- [SHORT EXERCISE] Extract every line where the string "سردار" appears.

- [RECORDED DATA]
>> Begin

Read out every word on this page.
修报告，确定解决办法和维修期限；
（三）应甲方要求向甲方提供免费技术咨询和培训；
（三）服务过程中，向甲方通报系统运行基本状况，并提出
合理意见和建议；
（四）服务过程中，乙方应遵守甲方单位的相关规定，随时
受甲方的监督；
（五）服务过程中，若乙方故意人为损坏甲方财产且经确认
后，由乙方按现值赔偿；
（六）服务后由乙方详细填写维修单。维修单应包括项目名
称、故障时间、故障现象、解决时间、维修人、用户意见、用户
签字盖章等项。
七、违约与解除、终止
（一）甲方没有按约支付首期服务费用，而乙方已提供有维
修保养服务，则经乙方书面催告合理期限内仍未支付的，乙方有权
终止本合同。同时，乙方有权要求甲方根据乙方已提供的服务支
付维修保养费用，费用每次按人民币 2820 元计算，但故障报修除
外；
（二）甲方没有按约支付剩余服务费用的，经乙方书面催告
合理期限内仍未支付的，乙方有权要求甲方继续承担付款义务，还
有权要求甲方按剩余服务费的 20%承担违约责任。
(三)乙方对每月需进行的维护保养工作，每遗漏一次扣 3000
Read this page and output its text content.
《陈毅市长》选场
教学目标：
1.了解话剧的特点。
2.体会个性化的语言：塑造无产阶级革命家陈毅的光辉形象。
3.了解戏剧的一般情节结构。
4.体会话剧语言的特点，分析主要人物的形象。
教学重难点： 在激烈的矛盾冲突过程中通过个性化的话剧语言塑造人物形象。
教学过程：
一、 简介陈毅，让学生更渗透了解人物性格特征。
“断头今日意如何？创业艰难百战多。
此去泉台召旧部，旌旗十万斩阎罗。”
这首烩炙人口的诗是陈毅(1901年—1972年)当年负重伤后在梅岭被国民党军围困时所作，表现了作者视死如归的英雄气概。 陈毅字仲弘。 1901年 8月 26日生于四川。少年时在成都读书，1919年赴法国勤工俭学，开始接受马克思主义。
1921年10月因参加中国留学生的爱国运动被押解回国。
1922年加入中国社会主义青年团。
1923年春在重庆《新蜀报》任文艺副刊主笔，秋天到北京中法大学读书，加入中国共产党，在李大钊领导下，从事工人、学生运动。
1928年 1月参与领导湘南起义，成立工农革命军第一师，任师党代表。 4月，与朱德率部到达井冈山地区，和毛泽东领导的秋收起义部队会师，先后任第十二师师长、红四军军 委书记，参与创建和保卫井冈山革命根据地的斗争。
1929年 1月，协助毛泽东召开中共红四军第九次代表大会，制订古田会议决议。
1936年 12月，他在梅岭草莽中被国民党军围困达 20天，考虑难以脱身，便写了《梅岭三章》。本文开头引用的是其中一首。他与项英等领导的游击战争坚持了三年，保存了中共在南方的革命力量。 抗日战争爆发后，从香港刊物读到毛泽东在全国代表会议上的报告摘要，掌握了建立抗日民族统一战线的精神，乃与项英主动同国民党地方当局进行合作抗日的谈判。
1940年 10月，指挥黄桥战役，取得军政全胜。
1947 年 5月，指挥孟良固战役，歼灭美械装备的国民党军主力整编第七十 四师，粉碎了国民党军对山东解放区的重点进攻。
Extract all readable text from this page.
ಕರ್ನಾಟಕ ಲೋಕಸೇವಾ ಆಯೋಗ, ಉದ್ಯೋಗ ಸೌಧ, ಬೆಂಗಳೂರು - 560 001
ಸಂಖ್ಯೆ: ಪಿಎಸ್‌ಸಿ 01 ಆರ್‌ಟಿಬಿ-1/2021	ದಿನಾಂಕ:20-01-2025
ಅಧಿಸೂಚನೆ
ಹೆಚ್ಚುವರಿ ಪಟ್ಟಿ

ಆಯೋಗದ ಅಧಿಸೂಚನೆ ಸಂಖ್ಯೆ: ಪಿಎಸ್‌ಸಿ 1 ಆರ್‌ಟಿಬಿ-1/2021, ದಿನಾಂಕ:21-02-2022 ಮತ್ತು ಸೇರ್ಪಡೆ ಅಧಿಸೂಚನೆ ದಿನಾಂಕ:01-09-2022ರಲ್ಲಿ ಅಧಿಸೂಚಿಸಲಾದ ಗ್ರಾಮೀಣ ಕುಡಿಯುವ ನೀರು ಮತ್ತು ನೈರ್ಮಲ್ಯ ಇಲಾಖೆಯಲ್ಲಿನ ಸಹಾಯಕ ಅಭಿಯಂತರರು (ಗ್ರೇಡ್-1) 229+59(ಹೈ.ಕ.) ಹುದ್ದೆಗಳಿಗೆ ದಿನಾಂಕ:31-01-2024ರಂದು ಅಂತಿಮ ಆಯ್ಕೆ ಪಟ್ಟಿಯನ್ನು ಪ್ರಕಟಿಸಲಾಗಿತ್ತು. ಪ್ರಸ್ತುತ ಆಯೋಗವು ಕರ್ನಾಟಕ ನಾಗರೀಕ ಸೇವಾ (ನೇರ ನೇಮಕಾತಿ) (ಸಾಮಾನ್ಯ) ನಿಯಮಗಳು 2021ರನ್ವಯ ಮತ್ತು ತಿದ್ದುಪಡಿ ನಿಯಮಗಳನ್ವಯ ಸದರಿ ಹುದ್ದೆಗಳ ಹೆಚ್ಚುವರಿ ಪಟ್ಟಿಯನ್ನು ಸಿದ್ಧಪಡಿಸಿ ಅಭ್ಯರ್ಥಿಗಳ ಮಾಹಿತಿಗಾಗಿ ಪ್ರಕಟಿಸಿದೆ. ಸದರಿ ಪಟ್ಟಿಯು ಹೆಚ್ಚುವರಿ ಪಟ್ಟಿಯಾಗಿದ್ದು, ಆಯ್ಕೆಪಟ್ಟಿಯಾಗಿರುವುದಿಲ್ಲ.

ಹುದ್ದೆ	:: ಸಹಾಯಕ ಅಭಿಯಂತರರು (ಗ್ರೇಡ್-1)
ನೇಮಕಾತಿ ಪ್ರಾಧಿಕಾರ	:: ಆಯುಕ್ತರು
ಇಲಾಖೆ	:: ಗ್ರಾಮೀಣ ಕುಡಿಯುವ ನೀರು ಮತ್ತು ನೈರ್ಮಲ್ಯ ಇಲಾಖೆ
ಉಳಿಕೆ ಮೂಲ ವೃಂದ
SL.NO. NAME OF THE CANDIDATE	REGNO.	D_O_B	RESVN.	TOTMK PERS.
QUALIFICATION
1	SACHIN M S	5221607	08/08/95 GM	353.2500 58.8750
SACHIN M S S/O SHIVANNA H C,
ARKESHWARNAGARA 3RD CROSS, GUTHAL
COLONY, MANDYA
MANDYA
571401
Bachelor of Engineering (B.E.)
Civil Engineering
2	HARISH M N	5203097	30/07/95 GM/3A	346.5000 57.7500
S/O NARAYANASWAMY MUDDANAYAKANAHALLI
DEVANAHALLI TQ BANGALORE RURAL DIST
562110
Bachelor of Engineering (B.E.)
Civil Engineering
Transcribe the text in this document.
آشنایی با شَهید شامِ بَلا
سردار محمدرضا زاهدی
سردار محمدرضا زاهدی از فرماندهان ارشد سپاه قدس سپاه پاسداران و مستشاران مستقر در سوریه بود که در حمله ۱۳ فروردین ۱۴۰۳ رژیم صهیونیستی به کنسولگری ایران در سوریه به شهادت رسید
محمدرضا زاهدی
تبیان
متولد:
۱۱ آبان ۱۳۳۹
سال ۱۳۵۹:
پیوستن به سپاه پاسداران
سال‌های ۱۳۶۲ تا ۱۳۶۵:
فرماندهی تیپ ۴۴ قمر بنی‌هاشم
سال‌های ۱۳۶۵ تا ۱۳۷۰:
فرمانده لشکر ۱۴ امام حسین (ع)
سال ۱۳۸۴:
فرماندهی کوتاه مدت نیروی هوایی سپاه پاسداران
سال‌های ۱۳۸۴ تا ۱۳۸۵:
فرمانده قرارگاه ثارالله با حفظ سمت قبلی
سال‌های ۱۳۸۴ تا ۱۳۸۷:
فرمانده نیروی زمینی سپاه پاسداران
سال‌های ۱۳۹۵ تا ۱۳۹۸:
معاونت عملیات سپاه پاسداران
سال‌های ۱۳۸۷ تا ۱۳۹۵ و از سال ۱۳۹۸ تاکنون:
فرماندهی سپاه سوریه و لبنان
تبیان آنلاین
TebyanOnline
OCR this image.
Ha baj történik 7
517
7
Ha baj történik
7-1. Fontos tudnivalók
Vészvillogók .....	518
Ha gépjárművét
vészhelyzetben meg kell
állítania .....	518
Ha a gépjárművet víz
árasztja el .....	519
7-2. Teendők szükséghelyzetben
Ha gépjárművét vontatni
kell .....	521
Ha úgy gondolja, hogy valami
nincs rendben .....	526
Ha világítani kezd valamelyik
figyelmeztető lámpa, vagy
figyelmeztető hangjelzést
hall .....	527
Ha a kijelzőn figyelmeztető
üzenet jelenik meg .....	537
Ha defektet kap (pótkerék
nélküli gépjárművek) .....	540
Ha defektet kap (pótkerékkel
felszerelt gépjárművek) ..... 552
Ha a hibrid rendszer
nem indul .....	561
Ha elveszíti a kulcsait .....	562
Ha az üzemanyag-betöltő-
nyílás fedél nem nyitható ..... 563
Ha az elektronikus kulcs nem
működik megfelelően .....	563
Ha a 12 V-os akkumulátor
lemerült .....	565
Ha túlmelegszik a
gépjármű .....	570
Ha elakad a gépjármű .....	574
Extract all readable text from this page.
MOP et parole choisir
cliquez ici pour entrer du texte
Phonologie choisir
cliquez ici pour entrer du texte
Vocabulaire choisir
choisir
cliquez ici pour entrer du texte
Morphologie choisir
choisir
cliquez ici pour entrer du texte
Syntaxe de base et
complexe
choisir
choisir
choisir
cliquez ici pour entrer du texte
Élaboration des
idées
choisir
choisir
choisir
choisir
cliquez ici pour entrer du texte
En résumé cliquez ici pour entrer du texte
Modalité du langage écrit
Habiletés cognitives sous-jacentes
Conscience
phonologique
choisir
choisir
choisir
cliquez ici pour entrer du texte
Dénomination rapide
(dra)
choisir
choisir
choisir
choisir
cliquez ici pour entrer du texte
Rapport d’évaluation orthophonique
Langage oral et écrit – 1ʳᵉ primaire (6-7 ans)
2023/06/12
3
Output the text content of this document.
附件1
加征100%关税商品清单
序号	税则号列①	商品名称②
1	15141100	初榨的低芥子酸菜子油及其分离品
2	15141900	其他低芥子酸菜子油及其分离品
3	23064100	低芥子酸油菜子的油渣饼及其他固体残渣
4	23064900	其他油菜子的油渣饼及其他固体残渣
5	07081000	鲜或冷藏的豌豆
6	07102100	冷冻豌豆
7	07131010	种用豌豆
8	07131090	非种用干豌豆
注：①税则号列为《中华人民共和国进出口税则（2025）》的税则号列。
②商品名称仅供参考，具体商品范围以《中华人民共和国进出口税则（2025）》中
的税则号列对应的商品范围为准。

>> End

- [FINAL ANSWER]
سردار محمدرضا زاهدی
سردار محمدرضا زاهدی از فرماندهان ارشد سپاه قدس سپاه پاسداران و مستشاران مستقر در سوریه بود که در حمله ۱۳ فروردین ۱۴۰۳ رژیم صهیونیستی به کنسولگری ایران در سوریه به شهادت رسید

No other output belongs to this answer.